#### WORKING DATA ####

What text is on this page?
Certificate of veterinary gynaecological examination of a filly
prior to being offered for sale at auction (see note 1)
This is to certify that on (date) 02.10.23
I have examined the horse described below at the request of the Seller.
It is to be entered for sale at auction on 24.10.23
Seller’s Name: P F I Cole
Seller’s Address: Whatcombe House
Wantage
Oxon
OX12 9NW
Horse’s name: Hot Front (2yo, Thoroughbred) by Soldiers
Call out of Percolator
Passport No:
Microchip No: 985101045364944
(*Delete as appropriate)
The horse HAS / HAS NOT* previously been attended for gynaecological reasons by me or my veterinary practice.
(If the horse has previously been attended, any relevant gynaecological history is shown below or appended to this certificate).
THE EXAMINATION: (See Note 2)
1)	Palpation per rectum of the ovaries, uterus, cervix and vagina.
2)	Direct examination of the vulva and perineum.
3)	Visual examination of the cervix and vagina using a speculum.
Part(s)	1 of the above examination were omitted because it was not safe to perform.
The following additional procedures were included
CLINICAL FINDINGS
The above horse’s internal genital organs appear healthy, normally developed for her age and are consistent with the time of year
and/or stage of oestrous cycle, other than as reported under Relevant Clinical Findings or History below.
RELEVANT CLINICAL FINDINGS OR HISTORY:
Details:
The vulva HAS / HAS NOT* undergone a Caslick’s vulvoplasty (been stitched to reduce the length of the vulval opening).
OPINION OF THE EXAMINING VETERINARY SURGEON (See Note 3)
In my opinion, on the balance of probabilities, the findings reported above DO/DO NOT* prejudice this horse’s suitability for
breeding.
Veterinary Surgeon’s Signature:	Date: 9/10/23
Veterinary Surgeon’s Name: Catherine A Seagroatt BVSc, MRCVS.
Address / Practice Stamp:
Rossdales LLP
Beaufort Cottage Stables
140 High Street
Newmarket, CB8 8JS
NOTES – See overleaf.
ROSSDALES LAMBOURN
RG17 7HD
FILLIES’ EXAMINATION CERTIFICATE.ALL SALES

####

### TASK OBJECTIVE
Your answer should be a single number: how many lines of the material contain the word "above".

### EXERCISE ANSWER
3